SET TASK =>
Below is a block of records; repeat each one exactly.

>> begin DATA SUPPLIED

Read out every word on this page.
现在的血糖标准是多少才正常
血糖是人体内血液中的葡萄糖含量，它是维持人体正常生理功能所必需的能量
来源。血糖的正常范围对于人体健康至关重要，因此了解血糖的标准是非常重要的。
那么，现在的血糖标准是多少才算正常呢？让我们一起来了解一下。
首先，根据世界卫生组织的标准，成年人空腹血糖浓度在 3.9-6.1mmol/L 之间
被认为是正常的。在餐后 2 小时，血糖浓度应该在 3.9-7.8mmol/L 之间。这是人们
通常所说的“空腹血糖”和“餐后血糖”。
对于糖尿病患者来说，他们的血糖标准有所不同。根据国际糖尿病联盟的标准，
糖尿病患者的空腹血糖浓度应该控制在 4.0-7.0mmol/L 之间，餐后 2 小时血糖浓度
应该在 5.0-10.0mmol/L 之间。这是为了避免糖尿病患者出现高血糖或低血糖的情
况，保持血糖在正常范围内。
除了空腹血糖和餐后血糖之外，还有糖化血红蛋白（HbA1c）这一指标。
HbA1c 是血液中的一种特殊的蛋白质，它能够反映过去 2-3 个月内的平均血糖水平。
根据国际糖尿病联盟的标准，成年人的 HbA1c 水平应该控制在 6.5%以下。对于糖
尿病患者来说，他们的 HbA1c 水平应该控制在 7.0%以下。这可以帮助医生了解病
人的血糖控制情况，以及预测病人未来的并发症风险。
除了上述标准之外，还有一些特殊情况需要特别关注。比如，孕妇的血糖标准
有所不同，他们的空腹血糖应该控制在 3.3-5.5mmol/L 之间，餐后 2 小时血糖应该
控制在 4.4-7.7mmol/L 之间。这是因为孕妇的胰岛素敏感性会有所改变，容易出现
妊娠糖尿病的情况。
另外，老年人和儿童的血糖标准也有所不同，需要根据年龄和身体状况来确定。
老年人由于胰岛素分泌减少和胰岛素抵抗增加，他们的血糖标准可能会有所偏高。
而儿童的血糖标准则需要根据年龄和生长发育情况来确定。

>> end DATA SUPPLIED

ANSWER IN FULL =>
Read out every word on this page.
现在的血糖标准是多少才正常
血糖是人体内血液中的葡萄糖含量，它是维持人体正常生理功能所必需的能量
来源。血糖的正常范围对于人体健康至关重要，因此了解血糖的标准是非常重要的。
那么，现在的血糖标准是多少才算正常呢？让我们一起来了解一下。
首先，根据世界卫生组织的标准，成年人空腹血糖浓度在 3.9-6.1mmol/L 之间
被认为是正常的。在餐后 2 小时，血糖浓度应该在 3.9-7.8mmol/L 之间。这是人们
通常所说的“空腹血糖”和“餐后血糖”。
对于糖尿病患者来说，他们的血糖标准有所不同。根据国际糖尿病联盟的标准，
糖尿病患者的空腹血糖浓度应该控制在 4.0-7.0mmol/L 之间，餐后 2 小时血糖浓度
应该在 5.0-10.0mmol/L 之间。这是为了避免糖尿病患者出现高血糖或低血糖的情
况，保持血糖在正常范围内。
除了空腹血糖和餐后血糖之外，还有糖化血红蛋白（HbA1c）这一指标。
HbA1c 是血液中的一种特殊的蛋白质，它能够反映过去 2-3 个月内的平均血糖水平。
根据国际糖尿病联盟的标准，成年人的 HbA1c 水平应该控制在 6.5%以下。对于糖
尿病患者来说，他们的 HbA1c 水平应该控制在 7.0%以下。这可以帮助医生了解病
人的血糖控制情况，以及预测病人未来的并发症风险。
除了上述标准之外，还有一些特殊情况需要特别关注。比如，孕妇的血糖标准
有所不同，他们的空腹血糖应该控制在 3.3-5.5mmol/L 之间，餐后 2 小时血糖应该
控制在 4.4-7.7mmol/L 之间。这是因为孕妇的胰岛素敏感性会有所改变，容易出现
妊娠糖尿病的情况。
另外，老年人和儿童的血糖标准也有所不同，需要根据年龄和身体状况来确定。
老年人由于胰岛素分泌减少和胰岛素抵抗增加，他们的血糖标准可能会有所偏高。
而儿童的血糖标准则需要根据年龄和生长发育情况来确定。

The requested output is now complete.